### Extracted records
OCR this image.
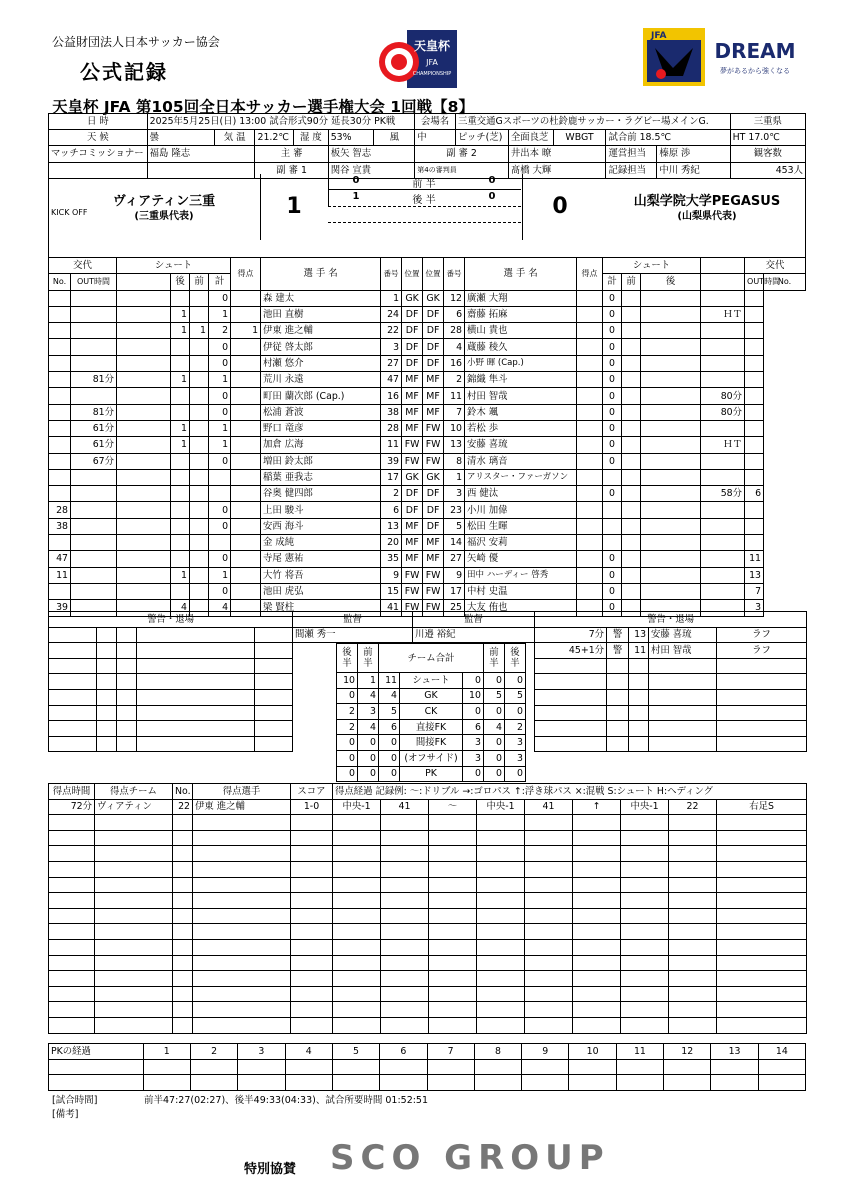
公益財団法人日本サッカー協会
公式記録
天皇杯
JFA
CHAMPIONSHIP
JFA
DREAM
夢があるから強くなる
天皇杯 JFA 第105回全日本サッカー選手権大会 1回戦【8】
日 時	2025年5月25日(日) 13:00 試合形式90分 延長30分 PK戦						会場名	三重交通Gスポーツの杜鈴鹿サッカー・ラグビー場メインG.					三重県
天 候	曇	気 温	21.2℃	湿 度	53%	風	中	ピッチ(芝)	全面良芝	WBGT	試合前 18.5℃		HT 17.0℃
マッチコミッショナー	福島 隆志		主 審		板矢 智志		副 審 2		井出本 暸		運営担当	榛原 渉	観客数
			副 審 1		関谷 宣貴		第4の審判員		髙橋 大輝		記録担当	中川 秀紀	453人
ヴィアティン三重
(三重県代表)
KICK OFF	1	0
0	前 半	0
1	後 半	0	山梨学院大学PEGASUS
(山梨県代表)
交代		シュート				得点	選 手 名	番号	位置	位置	番号	選 手 名	得点	シュート				交代	
No.	OUT時間		後	前	計									計	前	後		OUT時間	No.
					0		森 建太	1	GK	GK	12	廣瀬 大翔		0					
			1		1		池田 直樹	24	DF	DF	6	齋藤 拓麻		0			ＨＴ		
			1	1	2	1	伊東 進之輔	22	DF	DF	28	横山 貴也		0					
					0		伊従 啓太郎	3	DF	DF	4	蔵藤 稜久		0					
					0		村瀬 悠介	27	DF	DF	16	小野 暉 (Cap.)		0					
	81分		1		1		荒川 永遠	47	MF	MF	2	錦織 隼斗		0					
					0		町田 蘭次郎 (Cap.)	16	MF	MF	11	村田 智哉		0			80分		
	81分				0		松浦 蒼波	38	MF	MF	7	鈴木 颯		0			80分		
	61分		1		1		野口 竜彦	28	MF	FW	10	若松 歩		0					
	61分		1		1		加倉 広海	11	FW	FW	13	安藤 喜琉		0			ＨＴ		
	67分				0		増田 鈴太郎	39	FW	FW	8	清水 璃音		0					
							稲葉 亜我志	17	GK	GK	1	アリスター・ファーガソン							
							谷奥 健四郎	2	DF	DF	3	西 健汰		0			58分	6	
28					0		上田 駿斗	6	DF	DF	23	小川 加偉							
38					0		安西 海斗	13	MF	DF	5	松田 生暉							
							金 成純	20	MF	MF	14	福沢 安莉							
47					0		寺尾 憲祐	35	MF	MF	27	矢崎 優		0				11	
11			1		1		大竹 将吾	9	FW	FW	9	田中 ハーディー 啓秀		0				13	
					0		池田 虎弘	15	FW	FW	17	中村 史温		0				7	
39			4		4		梁 賢柱	41	FW	FW	25	大友 侑也		0				3	
警告・退場					監督	監督	警告・退場				
					間瀬 秀一	川邉 裕紀	7分	警	13	安藤 喜琉	ラフ
							45+1分	警	11	村田 智哉	ラフ

後半	前半		チーム合計		前半	後半
10	1	11	シュート	0	0	0
0	4	4	GK	10	5	5
2	3	5	CK	0	0	0
2	4	6	直接FK	6	4	2
0	0	0	間接FK	3	0	3
0	0	0	(オフサイド)	3	0	3
0	0	0	PK	0	0	0
得点時間	得点チーム	No.	得点選手	スコア	得点経過 記録例: ～:ドリブル →:ゴロパス ↑:浮き球パス ×:混戦 S:シュート H:ヘディング								
72分	ヴィアティン	22	伊東 進之輔	1-0	中央-1	41	～	中央-1	41	↑	中央-1	22	右足S

PKの経過	1	2	3	4	5	6	7	8	9	10	11	12	13	14

[試合時間]	前半47:27(02:27)、後半49:33(04:33)、試合所要時間 01:52:51
[備考]
特別協賛 SCO GROUP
######
= Given exercise =
Reproduce the data verbatim. Do not carry any picture into the copy.

= Expected output =
OCR this image.
公益財団法人日本サッカー協会
公式記録
天皇杯
JFA
CHAMPIONSHIP
JFA
DREAM
夢があるから強くなる
天皇杯 JFA 第105回全日本サッカー選手権大会 1回戦【8】
日 時	2025年5月25日(日) 13:00 試合形式90分 延長30分 PK戦						会場名	三重交通Gスポーツの杜鈴鹿サッカー・ラグビー場メインG.					三重県
天 候	曇	気 温	21.2℃	湿 度	53%	風	中	ピッチ(芝)	全面良芝	WBGT	試合前 18.5℃		HT 17.0℃
マッチコミッショナー	福島 隆志		主 審		板矢 智志		副 審 2		井出本 暸		運営担当	榛原 渉	観客数
			副 審 1		関谷 宣貴		第4の審判員		髙橋 大輝		記録担当	中川 秀紀	453人
ヴィアティン三重
(三重県代表)
KICK OFF	1	0
0	前 半	0
1	後 半	0	山梨学院大学PEGASUS
(山梨県代表)
交代		シュート				得点	選 手 名	番号	位置	位置	番号	選 手 名	得点	シュート				交代	
No.	OUT時間		後	前	計									計	前	後		OUT時間	No.
					0		森 建太	1	GK	GK	12	廣瀬 大翔		0					
			1		1		池田 直樹	24	DF	DF	6	齋藤 拓麻		0			ＨＴ		
			1	1	2	1	伊東 進之輔	22	DF	DF	28	横山 貴也		0					
					0		伊従 啓太郎	3	DF	DF	4	蔵藤 稜久		0					
					0		村瀬 悠介	27	DF	DF	16	小野 暉 (Cap.)		0					
	81分		1		1		荒川 永遠	47	MF	MF	2	錦織 隼斗		0					
					0		町田 蘭次郎 (Cap.)	16	MF	MF	11	村田 智哉		0			80分		
	81分				0		松浦 蒼波	38	MF	MF	7	鈴木 颯		0			80分		
	61分		1		1		野口 竜彦	28	MF	FW	10	若松 歩		0					
	61分		1		1		加倉 広海	11	FW	FW	13	安藤 喜琉		0			ＨＴ		
	67分				0		増田 鈴太郎	39	FW	FW	8	清水 璃音		0					
							稲葉 亜我志	17	GK	GK	1	アリスター・ファーガソン							
							谷奥 健四郎	2	DF	DF	3	西 健汰		0			58分	6	
28					0		上田 駿斗	6	DF	DF	23	小川 加偉							
38					0		安西 海斗	13	MF	DF	5	松田 生暉							
							金 成純	20	MF	MF	14	福沢 安莉							
47					0		寺尾 憲祐	35	MF	MF	27	矢崎 優		0				11	
11			1		1		大竹 将吾	9	FW	FW	9	田中 ハーディー 啓秀		0				13	
					0		池田 虎弘	15	FW	FW	17	中村 史温		0				7	
39			4		4		梁 賢柱	41	FW	FW	25	大友 侑也		0				3	
警告・退場					監督	監督	警告・退場				
					間瀬 秀一	川邉 裕紀	7分	警	13	安藤 喜琉	ラフ
							45+1分	警	11	村田 智哉	ラフ

後半	前半		チーム合計		前半	後半
10	1	11	シュート	0	0	0
0	4	4	GK	10	5	5
2	3	5	CK	0	0	0
2	4	6	直接FK	6	4	2
0	0	0	間接FK	3	0	3
0	0	0	(オフサイド)	3	0	3
0	0	0	PK	0	0	0
得点時間	得点チーム	No.	得点選手	スコア	得点経過 記録例: ～:ドリブル →:ゴロパス ↑:浮き球パス ×:混戦 S:シュート H:ヘディング								
72分	ヴィアティン	22	伊東 進之輔	1-0	中央-1	41	～	中央-1	41	↑	中央-1	22	右足S

PKの経過	1	2	3	4	5	6	7	8	9	10	11	12	13	14

[試合時間]	前半47:27(02:27)、後半49:33(04:33)、試合所要時間 01:52:51
[備考]
特別協賛 SCO GROUP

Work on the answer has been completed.